─── Учебный текст

Голодание (аддикция к голоданию)
Существуют 2 механизма возникновения аддикции к голоданию: медицинский и немедицинский [5].
Mедицинский вариант основан на изменениях, которые происходят в процессе разгрузочной диетотерапии. Фаза вхождения в голод характеризуется трудностями, связанными с необходимостью подавить аппетит. Затем состояние меняется - появляются новые силы, аппетит исчезает, повышается настроение, усиливается двигательная активность. Некоторым пациентам нравится состояние голода, когда уже исчез аппетит, и они стремятся его продлить. Повторное голодание осуществляется уже самостоятельно. Именно эйфория, возникающая в состоянии голода, оказывает условно-подкрепляющее действие и способствует формированию аддикции. На уровне достигнутой голоданием эйфории происходит потеря контроля, и человек продолжает голодать даже тогда, когда это становится опасным для его здоровья, теряется критика к своему состоянию.

──────

**Пункт задания**
Продублируйте весь текст об аддикции к голоданию слово в слово.

─── Представленные данные

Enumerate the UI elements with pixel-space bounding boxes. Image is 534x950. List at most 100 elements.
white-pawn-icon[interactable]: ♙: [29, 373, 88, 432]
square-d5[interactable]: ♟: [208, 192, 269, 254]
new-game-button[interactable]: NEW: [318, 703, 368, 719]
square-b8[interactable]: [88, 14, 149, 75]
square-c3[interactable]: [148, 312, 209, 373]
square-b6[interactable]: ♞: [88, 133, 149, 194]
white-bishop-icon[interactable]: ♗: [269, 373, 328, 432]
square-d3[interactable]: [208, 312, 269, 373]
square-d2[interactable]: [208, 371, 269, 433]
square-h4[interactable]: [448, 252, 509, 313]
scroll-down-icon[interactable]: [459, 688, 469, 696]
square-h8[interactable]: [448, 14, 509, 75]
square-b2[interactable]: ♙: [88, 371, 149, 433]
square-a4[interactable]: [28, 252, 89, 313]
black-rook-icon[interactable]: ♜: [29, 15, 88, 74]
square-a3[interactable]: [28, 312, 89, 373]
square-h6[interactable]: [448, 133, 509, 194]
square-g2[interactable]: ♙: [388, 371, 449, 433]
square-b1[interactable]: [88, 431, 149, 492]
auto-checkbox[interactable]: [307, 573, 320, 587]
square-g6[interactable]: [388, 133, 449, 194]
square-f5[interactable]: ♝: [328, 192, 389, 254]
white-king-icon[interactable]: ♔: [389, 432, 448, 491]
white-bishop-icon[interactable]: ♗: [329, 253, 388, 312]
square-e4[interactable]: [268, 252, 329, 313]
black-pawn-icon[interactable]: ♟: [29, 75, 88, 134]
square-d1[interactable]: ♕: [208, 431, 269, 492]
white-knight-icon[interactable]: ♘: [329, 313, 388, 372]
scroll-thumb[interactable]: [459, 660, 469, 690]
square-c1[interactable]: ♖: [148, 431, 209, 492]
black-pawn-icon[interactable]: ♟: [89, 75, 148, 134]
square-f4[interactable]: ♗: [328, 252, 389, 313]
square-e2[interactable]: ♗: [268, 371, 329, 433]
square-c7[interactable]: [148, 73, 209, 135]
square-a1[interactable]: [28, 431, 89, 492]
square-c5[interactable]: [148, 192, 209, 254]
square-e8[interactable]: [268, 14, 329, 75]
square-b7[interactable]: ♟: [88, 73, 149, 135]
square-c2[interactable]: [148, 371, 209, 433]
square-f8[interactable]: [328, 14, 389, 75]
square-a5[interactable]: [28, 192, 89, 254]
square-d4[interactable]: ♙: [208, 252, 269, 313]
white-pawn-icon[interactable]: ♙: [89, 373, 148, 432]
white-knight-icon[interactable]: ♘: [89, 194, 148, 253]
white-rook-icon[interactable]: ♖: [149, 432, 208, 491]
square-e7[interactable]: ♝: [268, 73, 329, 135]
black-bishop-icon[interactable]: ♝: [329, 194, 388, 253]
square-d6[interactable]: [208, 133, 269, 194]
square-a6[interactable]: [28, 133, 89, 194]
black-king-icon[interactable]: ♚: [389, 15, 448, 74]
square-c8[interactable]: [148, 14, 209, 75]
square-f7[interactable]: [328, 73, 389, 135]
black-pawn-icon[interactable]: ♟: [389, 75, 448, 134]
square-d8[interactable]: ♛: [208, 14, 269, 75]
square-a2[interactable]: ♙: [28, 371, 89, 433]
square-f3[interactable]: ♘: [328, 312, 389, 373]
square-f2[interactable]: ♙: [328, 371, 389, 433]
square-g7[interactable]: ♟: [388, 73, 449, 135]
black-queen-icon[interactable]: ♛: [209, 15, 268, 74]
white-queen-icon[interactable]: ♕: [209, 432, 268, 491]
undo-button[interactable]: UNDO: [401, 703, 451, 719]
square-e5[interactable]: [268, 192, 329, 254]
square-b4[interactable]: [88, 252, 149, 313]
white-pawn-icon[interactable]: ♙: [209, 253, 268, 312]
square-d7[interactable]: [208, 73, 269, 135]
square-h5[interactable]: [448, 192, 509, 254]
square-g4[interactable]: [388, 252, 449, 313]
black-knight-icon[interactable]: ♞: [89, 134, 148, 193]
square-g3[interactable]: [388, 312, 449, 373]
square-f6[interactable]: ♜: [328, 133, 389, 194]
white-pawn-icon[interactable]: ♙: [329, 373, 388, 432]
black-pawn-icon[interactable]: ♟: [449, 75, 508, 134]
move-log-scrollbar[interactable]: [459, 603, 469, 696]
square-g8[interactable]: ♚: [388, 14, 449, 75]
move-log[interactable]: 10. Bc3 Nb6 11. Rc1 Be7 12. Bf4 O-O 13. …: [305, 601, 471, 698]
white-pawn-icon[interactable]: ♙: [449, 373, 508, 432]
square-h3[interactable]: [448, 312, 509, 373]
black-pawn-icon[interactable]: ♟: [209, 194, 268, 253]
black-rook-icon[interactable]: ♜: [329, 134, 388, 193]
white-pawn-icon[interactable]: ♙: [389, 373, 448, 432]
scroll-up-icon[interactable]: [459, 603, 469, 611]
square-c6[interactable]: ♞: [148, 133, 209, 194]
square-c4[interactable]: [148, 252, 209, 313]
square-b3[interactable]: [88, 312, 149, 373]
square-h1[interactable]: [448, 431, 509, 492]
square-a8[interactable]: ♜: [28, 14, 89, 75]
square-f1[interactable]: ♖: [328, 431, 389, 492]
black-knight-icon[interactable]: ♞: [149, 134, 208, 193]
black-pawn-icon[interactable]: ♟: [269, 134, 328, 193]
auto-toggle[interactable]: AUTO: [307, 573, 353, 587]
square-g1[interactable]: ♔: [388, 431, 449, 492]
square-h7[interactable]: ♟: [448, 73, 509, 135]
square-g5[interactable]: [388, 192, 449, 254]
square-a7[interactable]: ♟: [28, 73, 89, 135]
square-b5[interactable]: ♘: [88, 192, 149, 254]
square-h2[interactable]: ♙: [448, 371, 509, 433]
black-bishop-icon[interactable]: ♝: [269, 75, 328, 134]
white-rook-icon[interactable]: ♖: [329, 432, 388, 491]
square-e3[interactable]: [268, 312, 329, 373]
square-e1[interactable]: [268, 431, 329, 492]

──────

**Результат ниже**
Голодание (аддикция к голоданию)
Существуют 2 механизма возникновения аддикции к голоданию: медицинский и немедицинский [5].
Mедицинский вариант основан на изменениях, которые происходят в процессе разгрузочной диетотерапии. Фаза вхождения в голод характеризуется трудностями, связанными с необходимостью подавить аппетит. Затем состояние меняется - появляются новые силы, аппетит исчезает, повышается настроение, усиливается двигательная активность. Некоторым пациентам нравится состояние голода, когда уже исчез аппетит, и они стремятся его продлить. Повторное голодание осуществляется уже самостоятельно. Именно эйфория, возникающая в состоянии голода, оказывает условно-подкрепляющее действие и способствует формированию аддикции. На уровне достигнутой голоданием эйфории происходит потеря контроля, и человек продолжает голодать даже тогда, когда это становится опасным для его здоровья, теряется критика к своему состоянию.